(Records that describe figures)
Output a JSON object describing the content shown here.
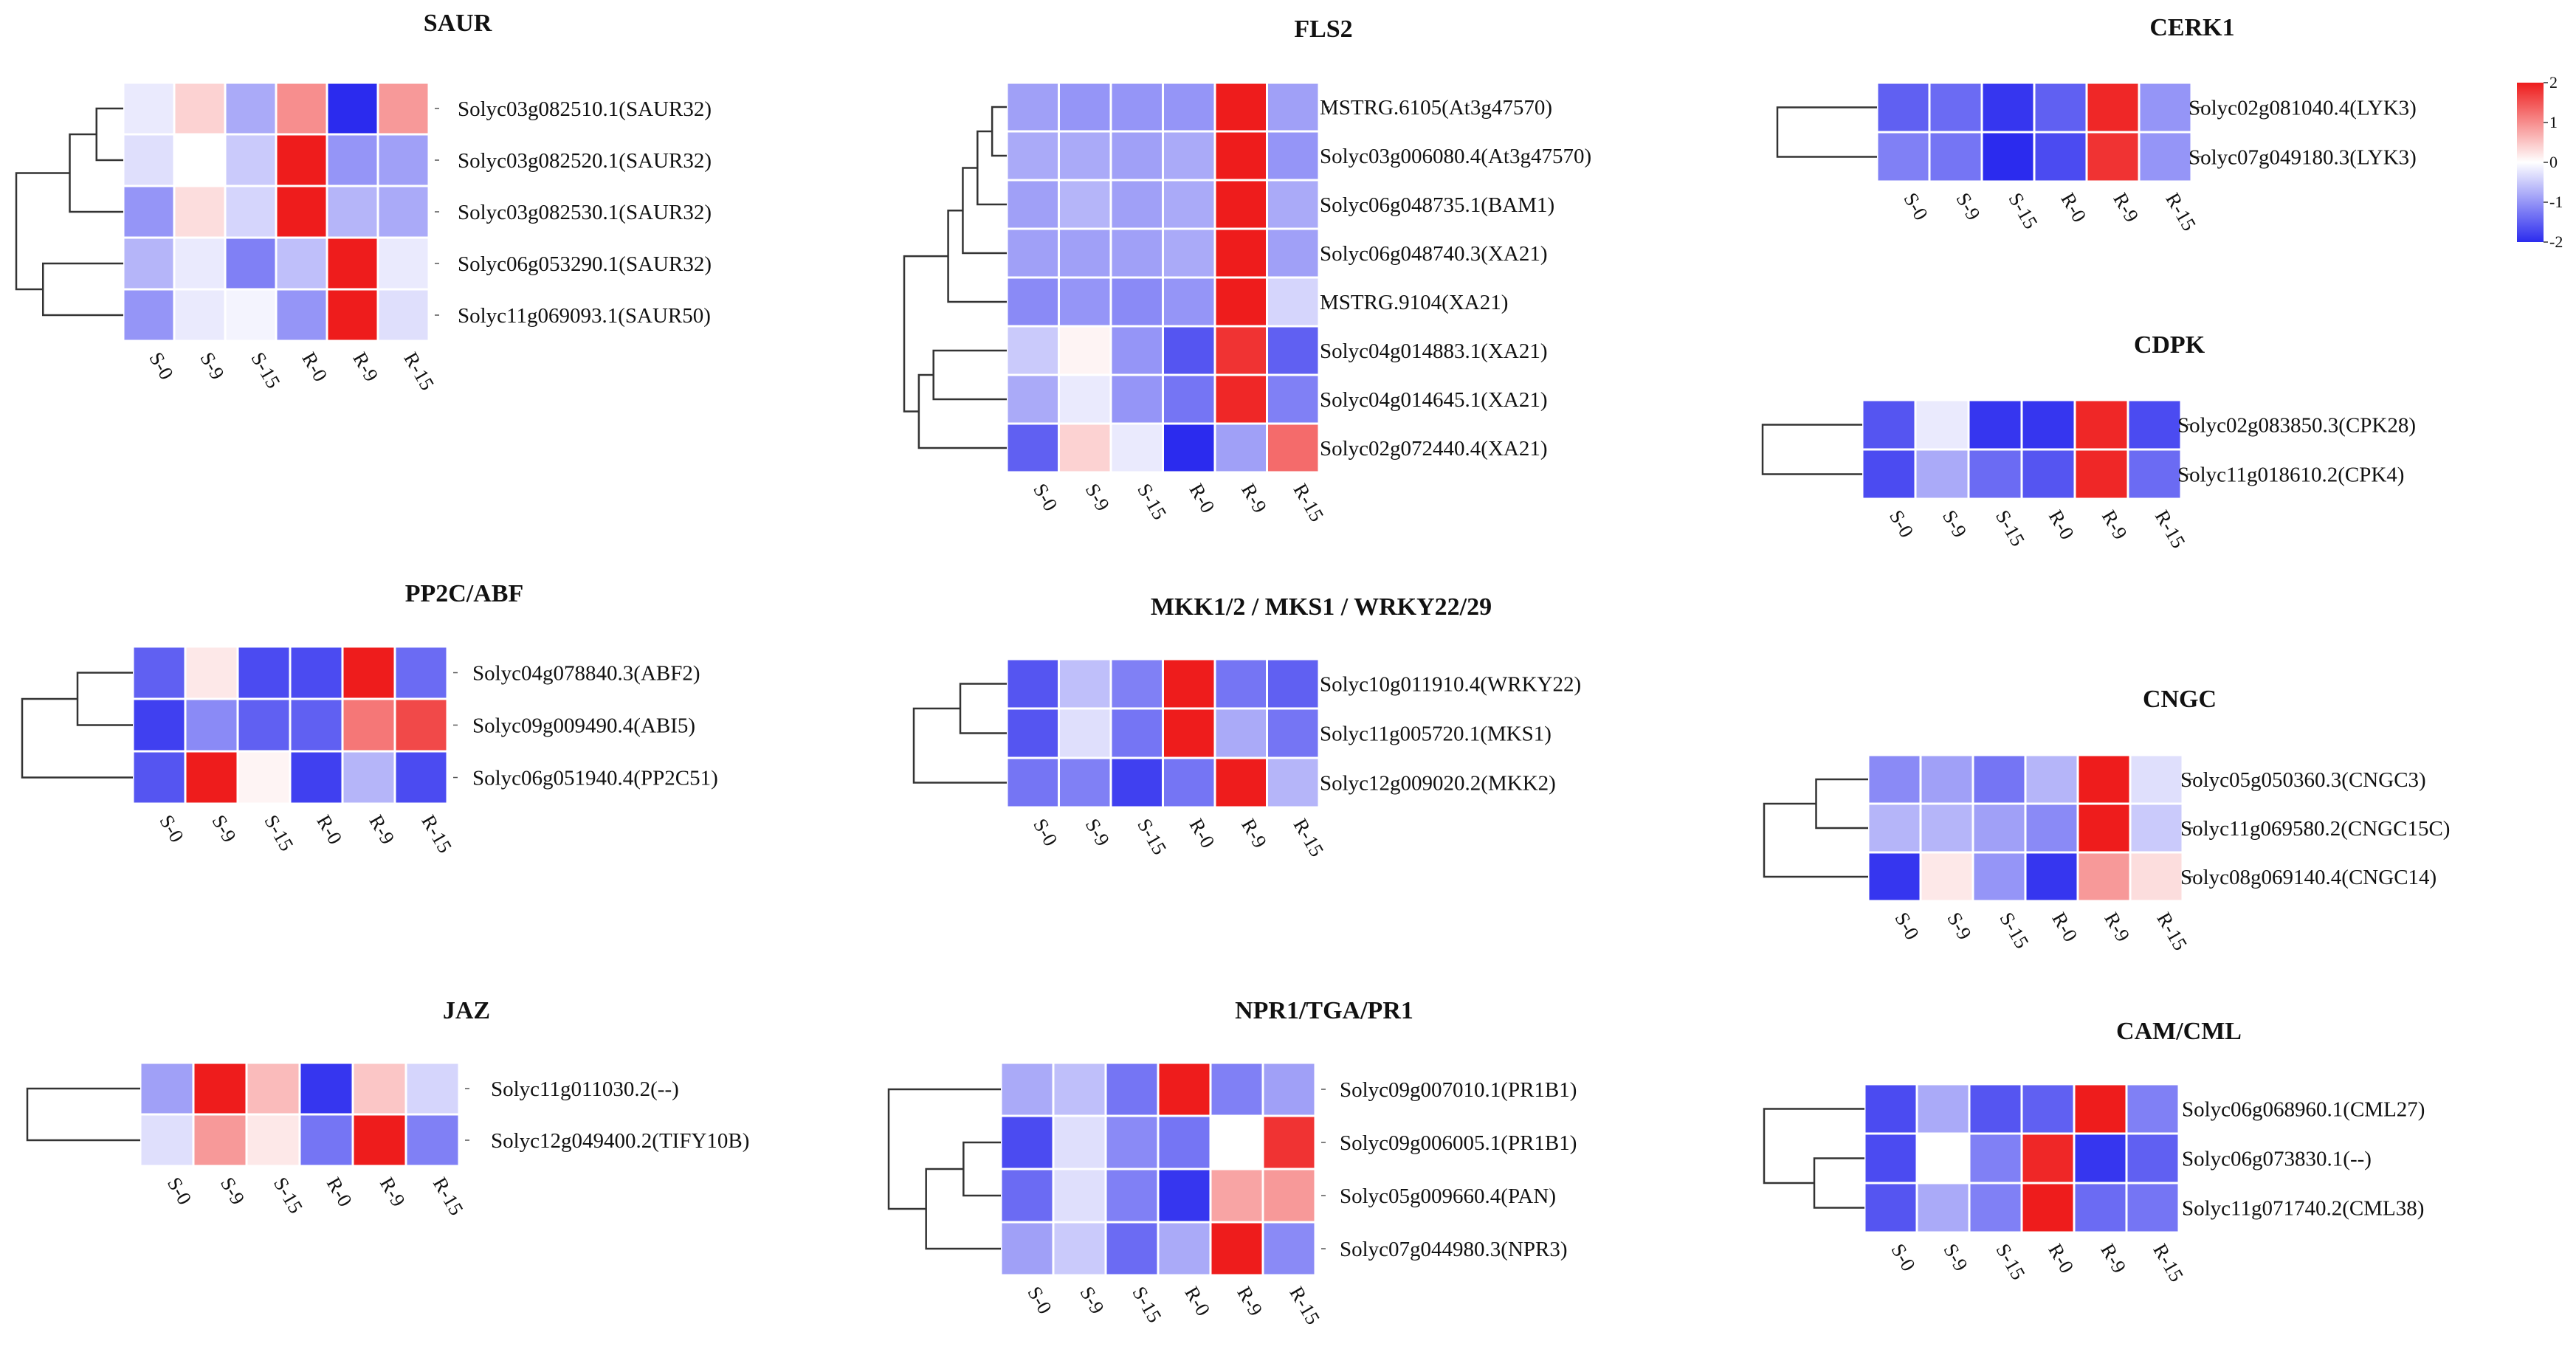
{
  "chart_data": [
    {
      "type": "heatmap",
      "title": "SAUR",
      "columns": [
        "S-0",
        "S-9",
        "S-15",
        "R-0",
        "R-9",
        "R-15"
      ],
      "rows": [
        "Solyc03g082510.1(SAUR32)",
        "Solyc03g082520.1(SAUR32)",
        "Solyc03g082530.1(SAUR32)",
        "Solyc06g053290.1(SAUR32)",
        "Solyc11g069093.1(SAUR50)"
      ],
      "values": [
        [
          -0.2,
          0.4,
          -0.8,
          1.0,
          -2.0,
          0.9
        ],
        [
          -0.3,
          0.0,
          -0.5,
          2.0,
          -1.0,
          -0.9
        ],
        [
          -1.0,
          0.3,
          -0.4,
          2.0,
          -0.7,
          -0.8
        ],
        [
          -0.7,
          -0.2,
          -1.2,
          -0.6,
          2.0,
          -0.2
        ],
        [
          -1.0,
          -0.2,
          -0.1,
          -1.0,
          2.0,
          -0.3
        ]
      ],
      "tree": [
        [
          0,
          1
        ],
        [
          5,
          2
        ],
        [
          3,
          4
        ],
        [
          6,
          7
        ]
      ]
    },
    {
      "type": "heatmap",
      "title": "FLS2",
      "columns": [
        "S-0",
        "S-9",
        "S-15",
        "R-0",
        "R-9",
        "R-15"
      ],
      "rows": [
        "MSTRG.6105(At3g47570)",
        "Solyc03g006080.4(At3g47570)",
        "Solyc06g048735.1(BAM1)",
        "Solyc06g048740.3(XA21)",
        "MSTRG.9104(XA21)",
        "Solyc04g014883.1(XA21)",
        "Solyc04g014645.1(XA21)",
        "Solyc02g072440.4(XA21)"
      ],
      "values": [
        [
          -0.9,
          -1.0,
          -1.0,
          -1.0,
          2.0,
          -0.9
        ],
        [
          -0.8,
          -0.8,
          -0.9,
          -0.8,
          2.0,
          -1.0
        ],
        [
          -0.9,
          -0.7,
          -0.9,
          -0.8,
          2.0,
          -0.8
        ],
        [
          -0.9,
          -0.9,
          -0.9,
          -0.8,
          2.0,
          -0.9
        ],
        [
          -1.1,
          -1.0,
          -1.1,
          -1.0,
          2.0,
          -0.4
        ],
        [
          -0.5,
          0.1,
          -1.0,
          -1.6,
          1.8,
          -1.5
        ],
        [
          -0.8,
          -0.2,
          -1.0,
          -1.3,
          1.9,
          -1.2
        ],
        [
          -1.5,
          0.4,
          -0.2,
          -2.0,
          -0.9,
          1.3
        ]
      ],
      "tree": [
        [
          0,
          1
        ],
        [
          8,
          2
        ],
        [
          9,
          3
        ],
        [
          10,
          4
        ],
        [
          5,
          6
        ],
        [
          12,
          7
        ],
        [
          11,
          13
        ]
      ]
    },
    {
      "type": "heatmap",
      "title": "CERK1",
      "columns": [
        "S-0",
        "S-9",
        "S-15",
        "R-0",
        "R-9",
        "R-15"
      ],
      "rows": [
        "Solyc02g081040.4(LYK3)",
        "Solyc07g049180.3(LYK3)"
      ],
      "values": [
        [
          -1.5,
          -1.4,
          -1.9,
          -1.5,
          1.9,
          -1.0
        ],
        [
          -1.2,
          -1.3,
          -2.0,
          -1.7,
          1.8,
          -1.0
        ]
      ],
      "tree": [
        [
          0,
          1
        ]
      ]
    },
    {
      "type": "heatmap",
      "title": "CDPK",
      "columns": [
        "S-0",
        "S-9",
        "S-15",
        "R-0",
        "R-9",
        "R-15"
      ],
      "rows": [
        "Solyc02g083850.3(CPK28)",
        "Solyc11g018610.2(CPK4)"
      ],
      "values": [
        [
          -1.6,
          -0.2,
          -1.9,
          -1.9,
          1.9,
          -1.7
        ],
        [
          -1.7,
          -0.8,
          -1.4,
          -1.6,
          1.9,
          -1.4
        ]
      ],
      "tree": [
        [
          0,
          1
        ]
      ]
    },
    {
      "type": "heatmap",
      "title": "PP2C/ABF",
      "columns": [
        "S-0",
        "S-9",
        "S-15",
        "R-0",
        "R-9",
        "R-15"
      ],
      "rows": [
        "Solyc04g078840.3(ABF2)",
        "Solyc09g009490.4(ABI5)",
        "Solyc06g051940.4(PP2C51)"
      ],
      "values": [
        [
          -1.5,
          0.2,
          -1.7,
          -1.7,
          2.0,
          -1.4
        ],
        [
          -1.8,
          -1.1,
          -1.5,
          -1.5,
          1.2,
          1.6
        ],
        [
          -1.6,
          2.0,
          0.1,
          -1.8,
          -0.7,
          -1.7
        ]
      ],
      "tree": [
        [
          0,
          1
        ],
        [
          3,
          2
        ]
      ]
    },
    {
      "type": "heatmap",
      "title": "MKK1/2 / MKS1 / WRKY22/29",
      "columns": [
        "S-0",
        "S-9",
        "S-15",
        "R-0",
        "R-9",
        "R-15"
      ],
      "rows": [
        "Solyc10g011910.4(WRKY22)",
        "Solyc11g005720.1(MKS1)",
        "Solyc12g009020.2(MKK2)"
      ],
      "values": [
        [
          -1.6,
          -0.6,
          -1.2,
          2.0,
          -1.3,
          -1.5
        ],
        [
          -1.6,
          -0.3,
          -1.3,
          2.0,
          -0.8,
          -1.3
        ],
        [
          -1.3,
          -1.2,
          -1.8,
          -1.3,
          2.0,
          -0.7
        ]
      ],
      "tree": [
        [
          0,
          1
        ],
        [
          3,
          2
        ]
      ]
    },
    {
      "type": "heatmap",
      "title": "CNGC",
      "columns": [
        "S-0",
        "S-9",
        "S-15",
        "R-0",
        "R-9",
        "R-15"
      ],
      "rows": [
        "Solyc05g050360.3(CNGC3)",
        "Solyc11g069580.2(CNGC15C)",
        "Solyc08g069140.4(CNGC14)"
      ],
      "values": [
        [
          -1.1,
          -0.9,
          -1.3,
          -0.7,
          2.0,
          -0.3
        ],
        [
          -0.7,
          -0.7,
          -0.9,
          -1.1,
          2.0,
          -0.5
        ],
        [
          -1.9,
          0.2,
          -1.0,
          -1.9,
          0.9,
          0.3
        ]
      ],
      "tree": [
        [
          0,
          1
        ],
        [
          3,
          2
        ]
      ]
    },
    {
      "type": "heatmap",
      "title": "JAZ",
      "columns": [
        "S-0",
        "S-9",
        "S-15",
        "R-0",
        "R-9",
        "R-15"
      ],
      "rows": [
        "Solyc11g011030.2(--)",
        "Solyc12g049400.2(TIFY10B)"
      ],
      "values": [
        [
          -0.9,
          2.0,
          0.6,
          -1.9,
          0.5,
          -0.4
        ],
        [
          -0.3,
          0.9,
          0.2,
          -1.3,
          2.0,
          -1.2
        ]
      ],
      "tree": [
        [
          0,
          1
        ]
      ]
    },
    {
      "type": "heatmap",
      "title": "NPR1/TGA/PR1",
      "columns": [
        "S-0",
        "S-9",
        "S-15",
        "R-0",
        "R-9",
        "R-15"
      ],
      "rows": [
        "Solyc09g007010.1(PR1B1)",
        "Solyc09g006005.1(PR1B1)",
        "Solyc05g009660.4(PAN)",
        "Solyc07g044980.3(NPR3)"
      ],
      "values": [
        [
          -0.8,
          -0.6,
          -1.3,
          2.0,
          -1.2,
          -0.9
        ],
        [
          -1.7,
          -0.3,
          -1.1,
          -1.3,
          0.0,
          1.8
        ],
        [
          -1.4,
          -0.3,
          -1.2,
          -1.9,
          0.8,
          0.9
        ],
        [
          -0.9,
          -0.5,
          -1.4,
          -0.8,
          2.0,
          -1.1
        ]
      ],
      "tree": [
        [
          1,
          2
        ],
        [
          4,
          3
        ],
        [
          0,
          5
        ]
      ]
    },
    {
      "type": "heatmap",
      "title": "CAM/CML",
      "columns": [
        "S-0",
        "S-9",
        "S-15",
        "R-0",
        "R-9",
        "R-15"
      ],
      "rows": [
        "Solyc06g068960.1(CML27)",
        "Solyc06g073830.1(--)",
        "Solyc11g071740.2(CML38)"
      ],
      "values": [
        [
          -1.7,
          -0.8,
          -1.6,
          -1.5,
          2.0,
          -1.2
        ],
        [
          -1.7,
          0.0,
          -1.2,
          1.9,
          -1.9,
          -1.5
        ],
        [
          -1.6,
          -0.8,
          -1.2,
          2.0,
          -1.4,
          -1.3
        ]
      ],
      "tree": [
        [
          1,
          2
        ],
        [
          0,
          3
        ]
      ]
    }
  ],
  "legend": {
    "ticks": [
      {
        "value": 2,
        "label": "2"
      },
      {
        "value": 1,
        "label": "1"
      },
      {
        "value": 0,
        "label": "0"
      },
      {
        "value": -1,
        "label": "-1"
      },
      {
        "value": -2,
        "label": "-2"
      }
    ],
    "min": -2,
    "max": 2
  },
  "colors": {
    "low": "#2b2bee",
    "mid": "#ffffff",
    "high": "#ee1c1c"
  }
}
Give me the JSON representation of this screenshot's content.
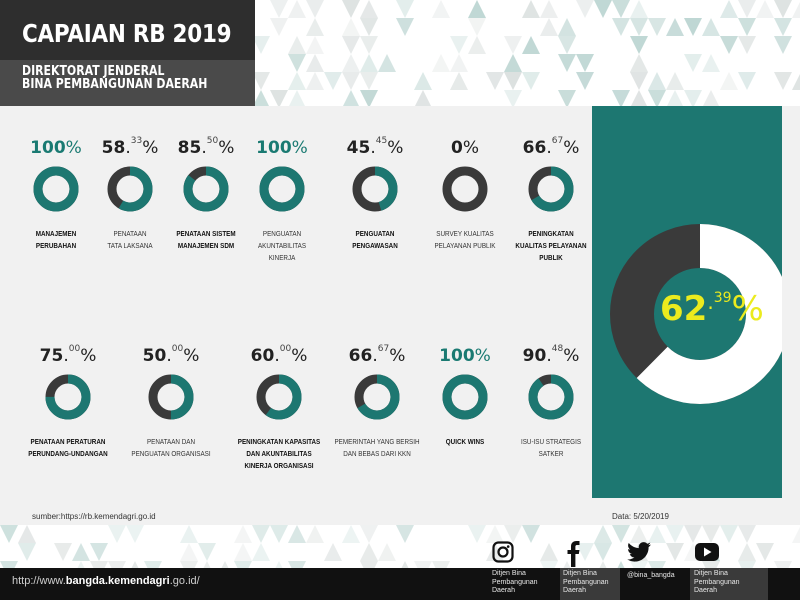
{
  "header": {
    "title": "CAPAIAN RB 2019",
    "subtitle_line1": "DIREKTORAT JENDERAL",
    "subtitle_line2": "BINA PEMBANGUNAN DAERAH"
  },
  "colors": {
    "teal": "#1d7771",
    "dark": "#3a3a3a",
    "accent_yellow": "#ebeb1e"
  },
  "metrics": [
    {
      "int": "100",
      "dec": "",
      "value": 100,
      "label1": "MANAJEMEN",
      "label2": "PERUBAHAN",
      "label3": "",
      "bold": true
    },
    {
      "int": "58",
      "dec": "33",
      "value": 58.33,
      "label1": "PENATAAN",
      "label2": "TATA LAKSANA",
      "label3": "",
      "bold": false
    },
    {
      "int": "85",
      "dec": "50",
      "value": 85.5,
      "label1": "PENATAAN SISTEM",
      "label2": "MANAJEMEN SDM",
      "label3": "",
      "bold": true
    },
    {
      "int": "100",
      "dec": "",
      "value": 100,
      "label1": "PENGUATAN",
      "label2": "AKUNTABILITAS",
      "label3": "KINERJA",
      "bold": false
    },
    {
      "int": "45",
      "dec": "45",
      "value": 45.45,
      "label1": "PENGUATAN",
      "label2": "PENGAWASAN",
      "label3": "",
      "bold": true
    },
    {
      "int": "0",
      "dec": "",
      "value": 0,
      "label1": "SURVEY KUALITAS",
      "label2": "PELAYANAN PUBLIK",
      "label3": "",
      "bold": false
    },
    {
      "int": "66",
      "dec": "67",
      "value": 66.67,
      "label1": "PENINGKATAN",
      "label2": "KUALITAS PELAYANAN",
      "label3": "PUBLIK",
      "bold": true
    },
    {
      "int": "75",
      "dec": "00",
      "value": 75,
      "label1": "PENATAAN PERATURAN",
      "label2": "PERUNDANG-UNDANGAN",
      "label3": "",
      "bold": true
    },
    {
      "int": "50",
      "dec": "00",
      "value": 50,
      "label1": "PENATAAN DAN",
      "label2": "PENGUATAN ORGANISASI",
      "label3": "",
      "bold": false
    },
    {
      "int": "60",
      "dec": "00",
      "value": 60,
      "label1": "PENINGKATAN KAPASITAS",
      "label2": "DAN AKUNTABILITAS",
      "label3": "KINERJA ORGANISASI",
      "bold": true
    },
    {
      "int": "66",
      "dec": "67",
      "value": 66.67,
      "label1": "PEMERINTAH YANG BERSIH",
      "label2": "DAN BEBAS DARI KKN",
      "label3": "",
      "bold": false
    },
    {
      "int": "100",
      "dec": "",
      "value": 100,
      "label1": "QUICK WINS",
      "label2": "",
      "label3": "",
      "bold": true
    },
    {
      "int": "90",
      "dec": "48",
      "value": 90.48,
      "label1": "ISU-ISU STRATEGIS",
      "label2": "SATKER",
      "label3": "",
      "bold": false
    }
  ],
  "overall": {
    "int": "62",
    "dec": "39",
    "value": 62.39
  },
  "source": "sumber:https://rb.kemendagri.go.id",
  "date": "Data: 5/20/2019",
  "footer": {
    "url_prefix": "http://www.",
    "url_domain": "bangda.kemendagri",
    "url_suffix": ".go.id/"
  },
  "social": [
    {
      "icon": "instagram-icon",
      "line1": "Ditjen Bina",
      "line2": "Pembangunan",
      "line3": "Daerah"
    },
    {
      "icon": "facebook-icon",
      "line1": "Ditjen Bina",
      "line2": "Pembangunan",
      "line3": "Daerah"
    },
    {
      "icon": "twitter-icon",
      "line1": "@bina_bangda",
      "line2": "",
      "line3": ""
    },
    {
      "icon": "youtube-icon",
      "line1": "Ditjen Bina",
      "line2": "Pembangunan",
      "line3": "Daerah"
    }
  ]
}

### Problem requirements
Above are the records; copy every line in them that holds the word "PENATAAN".

### Response to this task
      "label1": "PENATAAN",
      "label1": "PENATAAN SISTEM",
      "label1": "PENATAAN PERATURAN",
      "label1": "PENATAAN DAN",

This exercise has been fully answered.